▶ **Required work**
Pull out every line containing the string "Hidroeléctricas".
# start of Given records
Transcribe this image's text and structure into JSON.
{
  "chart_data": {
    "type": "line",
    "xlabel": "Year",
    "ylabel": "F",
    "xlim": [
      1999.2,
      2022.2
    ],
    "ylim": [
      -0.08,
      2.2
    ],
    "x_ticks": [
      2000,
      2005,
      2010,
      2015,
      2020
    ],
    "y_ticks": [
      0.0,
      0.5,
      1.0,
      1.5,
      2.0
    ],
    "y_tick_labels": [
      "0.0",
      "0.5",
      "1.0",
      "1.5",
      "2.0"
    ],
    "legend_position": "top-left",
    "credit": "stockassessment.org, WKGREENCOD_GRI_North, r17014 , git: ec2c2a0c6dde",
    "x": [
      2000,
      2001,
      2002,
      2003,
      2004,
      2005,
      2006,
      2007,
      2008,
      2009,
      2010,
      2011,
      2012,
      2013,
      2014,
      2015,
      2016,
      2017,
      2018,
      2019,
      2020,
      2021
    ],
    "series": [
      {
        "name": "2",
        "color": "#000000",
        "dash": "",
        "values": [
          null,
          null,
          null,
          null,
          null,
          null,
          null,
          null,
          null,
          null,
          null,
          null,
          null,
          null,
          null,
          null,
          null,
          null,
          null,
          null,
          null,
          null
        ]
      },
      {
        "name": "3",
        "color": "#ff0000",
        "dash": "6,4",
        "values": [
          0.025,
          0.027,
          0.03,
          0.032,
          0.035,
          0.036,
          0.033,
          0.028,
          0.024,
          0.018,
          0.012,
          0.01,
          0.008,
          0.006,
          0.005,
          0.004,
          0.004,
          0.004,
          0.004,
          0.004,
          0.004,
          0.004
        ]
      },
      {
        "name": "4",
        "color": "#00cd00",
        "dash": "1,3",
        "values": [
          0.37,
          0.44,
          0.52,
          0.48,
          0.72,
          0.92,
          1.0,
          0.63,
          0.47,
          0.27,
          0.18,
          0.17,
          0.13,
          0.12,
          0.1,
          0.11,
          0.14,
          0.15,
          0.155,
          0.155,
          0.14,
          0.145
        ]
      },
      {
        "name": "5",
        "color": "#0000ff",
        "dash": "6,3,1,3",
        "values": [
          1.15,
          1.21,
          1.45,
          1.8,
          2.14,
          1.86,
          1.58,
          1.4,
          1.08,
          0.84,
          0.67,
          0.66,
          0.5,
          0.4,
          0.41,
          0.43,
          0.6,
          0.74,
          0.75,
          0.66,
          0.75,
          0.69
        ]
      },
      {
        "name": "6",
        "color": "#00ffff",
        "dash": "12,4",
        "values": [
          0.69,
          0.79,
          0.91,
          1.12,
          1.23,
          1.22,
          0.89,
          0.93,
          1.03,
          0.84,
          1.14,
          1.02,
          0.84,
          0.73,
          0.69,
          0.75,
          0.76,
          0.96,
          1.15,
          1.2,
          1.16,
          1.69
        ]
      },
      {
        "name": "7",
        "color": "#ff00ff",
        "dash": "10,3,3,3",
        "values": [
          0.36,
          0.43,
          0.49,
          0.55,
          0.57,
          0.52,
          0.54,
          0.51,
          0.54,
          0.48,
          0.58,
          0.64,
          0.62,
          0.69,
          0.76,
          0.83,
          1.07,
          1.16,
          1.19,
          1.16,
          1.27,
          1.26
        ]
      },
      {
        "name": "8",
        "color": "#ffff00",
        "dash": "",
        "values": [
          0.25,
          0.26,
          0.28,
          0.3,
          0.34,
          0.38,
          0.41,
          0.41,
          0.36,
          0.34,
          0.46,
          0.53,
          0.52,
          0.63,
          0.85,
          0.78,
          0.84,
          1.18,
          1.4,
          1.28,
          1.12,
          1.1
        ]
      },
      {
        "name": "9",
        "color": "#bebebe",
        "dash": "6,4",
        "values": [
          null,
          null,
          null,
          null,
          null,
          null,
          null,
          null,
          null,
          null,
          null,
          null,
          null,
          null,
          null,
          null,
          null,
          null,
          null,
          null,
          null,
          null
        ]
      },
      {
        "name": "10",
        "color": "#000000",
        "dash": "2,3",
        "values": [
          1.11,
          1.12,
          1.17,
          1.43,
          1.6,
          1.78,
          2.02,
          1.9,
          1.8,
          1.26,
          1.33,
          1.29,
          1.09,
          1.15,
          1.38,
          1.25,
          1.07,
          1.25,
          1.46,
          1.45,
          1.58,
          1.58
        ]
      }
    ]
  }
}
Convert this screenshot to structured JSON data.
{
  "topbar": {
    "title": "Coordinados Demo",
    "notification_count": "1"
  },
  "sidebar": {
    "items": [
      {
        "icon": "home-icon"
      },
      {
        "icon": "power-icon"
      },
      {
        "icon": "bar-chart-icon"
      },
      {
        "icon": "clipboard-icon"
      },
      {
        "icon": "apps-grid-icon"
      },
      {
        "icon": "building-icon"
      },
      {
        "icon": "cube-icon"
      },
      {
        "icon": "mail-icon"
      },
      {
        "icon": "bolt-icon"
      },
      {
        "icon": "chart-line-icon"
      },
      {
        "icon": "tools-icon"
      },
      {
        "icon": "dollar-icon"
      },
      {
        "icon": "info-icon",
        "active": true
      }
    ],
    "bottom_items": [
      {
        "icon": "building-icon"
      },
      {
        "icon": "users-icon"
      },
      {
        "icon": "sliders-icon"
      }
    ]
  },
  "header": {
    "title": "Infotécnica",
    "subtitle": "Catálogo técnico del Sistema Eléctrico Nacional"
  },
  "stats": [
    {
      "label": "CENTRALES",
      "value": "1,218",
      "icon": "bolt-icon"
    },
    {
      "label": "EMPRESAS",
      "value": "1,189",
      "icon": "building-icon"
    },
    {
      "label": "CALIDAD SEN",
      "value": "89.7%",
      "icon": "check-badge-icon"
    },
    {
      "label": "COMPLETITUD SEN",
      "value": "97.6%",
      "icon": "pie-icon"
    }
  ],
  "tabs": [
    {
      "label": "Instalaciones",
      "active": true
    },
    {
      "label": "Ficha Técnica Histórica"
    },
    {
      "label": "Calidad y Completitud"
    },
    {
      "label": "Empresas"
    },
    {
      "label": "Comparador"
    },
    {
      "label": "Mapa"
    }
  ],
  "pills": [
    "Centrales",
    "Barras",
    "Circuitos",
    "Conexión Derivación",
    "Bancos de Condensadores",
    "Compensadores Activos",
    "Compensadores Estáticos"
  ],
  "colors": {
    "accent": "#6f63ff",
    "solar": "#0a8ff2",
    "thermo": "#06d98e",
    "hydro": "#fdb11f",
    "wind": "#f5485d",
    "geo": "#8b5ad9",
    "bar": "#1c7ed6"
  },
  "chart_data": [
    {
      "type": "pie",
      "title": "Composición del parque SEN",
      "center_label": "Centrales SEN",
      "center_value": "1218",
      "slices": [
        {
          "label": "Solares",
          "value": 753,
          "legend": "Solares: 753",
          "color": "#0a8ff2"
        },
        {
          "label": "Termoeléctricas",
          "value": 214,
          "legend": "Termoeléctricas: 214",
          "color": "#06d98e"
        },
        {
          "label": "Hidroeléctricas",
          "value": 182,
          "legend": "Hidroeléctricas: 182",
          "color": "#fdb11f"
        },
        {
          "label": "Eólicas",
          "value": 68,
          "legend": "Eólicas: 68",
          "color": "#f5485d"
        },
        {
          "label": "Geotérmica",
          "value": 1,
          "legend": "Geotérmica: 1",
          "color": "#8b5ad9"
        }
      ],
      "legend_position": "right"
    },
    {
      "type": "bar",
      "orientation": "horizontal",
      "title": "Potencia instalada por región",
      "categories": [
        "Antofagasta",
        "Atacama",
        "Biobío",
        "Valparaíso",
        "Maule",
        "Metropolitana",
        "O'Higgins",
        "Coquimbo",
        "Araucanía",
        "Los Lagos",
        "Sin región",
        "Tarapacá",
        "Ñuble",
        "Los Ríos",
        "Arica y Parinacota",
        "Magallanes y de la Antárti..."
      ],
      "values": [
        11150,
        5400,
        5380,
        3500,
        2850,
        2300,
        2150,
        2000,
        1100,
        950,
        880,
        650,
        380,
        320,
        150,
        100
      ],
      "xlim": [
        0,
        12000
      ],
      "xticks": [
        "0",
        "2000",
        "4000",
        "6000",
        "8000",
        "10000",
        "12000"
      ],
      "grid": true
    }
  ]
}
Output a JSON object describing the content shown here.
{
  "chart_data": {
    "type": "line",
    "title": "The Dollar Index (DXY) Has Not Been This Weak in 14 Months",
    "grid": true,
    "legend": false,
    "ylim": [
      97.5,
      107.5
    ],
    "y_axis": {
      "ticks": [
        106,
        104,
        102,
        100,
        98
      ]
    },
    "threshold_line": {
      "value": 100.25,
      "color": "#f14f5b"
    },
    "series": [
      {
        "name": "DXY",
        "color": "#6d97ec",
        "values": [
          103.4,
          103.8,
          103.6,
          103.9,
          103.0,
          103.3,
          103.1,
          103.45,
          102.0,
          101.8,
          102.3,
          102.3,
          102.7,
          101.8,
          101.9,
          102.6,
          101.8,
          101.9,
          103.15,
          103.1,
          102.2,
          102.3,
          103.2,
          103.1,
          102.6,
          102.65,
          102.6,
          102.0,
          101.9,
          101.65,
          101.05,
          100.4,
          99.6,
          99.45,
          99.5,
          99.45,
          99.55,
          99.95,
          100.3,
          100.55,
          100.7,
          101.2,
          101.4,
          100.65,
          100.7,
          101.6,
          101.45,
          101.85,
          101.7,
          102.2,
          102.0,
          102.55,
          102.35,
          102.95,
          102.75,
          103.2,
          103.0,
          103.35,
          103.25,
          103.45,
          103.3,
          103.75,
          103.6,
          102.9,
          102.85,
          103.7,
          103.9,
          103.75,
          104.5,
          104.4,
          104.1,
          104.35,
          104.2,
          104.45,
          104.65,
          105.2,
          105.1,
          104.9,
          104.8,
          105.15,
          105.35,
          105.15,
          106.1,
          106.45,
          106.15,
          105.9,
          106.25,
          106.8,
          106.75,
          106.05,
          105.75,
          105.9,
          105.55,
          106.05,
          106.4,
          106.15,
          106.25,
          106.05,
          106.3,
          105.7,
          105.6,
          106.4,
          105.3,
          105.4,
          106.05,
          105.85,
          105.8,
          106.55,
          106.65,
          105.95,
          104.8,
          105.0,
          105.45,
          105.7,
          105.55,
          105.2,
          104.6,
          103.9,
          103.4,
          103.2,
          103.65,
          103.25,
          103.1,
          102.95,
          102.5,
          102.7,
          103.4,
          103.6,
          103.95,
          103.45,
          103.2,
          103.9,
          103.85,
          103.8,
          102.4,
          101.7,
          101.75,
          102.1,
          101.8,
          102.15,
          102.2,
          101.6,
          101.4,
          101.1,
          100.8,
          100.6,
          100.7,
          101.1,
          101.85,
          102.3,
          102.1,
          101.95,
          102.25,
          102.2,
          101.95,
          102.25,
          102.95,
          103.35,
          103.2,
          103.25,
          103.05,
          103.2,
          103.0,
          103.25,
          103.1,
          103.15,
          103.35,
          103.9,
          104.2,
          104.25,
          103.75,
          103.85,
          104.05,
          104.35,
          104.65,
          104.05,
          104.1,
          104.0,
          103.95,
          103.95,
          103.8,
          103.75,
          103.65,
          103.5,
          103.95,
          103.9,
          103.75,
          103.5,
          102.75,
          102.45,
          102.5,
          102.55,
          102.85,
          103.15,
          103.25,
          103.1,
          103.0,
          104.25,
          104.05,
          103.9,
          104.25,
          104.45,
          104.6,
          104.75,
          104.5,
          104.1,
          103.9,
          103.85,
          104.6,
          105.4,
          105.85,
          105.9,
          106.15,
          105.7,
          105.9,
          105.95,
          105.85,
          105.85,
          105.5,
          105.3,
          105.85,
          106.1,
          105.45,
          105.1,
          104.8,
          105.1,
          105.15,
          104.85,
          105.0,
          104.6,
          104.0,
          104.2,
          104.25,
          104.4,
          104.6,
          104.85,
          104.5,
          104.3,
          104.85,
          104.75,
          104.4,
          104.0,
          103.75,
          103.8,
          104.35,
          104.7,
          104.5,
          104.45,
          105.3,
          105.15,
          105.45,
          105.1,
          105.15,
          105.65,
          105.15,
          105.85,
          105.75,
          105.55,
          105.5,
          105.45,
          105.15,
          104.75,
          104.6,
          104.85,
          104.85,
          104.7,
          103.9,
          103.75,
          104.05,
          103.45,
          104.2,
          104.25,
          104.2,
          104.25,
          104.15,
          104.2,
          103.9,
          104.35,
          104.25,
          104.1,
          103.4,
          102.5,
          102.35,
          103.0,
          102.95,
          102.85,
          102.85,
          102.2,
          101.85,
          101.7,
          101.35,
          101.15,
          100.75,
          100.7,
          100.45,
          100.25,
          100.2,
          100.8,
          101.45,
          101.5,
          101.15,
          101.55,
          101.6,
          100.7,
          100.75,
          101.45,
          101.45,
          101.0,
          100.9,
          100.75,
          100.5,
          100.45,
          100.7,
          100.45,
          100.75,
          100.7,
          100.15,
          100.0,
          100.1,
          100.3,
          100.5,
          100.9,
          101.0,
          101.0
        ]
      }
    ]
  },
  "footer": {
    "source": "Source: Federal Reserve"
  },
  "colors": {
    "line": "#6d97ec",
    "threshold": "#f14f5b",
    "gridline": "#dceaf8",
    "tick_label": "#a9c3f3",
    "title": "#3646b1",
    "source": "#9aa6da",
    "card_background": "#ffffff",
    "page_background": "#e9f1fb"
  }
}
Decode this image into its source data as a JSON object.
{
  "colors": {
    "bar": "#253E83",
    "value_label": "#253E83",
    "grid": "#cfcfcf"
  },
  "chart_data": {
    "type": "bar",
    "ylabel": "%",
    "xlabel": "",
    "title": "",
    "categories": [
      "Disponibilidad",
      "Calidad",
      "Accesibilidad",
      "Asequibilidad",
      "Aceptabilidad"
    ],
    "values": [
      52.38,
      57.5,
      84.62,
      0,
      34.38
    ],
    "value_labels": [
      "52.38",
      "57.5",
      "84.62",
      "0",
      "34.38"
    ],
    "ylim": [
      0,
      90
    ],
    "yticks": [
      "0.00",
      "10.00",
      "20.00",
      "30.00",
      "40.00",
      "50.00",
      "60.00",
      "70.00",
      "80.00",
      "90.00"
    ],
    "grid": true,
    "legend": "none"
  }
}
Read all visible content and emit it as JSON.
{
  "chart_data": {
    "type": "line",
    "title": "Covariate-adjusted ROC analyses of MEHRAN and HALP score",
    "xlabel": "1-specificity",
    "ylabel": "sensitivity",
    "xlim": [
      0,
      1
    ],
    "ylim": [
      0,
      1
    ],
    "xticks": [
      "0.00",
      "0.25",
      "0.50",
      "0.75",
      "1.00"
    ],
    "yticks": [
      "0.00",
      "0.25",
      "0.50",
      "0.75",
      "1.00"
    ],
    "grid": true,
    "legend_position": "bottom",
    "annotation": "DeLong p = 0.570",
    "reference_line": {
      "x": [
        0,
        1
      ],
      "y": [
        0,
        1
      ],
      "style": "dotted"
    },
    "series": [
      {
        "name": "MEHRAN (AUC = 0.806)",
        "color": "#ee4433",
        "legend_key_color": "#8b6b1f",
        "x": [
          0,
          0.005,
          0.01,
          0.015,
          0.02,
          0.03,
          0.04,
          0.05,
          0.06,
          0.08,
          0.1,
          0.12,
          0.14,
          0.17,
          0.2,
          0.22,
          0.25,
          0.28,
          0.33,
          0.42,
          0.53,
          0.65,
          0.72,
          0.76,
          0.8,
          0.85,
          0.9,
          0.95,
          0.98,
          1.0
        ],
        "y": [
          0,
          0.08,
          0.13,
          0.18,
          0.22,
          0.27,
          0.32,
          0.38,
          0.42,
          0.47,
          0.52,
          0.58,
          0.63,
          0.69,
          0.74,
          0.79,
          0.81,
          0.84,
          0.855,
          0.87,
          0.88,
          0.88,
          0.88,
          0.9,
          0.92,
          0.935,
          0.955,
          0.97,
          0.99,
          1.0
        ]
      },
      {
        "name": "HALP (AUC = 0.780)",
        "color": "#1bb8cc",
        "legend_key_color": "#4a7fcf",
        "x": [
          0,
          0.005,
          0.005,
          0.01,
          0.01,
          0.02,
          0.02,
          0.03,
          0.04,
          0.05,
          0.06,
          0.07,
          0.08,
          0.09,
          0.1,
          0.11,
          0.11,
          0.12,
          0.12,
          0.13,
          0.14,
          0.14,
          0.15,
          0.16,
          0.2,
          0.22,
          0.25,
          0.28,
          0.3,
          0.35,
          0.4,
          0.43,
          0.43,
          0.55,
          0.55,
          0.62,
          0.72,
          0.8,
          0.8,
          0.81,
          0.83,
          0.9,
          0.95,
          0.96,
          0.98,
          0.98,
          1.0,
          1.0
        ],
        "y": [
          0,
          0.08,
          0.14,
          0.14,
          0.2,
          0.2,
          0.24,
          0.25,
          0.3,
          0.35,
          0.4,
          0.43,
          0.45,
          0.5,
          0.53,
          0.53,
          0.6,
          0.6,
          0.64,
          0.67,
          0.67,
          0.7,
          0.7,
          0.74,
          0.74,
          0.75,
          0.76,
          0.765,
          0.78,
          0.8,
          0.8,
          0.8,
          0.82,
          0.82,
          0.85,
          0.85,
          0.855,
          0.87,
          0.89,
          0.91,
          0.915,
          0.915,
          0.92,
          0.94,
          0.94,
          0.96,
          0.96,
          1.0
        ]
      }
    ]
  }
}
# end of Given records
▶ **Output of the task**
          "label": "Hidroeléctricas",
          "legend": "Hidroeléctricas: 182",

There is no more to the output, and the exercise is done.